Required work: Work out the number of lines with the word "Cresciano" in the material below, then reply with that number only.

— BEGIN Material shown —

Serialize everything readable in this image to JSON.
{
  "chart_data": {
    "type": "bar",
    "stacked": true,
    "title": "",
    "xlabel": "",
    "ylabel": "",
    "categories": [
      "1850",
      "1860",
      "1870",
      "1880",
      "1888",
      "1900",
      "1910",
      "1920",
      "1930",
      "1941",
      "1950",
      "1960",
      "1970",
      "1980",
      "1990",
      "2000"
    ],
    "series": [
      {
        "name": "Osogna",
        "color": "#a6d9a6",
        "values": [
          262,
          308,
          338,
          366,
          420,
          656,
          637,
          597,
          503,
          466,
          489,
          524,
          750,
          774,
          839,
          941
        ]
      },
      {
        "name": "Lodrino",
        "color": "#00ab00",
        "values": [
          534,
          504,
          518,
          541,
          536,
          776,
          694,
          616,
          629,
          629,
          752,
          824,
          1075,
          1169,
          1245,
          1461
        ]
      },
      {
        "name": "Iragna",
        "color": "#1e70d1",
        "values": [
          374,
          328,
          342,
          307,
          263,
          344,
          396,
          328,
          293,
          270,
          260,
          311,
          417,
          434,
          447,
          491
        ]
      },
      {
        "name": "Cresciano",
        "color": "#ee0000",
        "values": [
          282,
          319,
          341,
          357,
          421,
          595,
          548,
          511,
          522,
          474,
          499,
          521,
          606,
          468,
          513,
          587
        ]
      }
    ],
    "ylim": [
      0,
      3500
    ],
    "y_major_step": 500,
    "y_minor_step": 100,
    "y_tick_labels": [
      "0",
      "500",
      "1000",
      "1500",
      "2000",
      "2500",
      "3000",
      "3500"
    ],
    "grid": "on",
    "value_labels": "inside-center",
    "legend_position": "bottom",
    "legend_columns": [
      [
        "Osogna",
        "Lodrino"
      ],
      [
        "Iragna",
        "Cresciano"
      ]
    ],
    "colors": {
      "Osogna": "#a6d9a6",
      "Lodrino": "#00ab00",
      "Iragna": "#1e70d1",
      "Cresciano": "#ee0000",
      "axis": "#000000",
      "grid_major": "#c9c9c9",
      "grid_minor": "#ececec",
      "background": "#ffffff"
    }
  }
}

— END Material shown —

Full answer: 3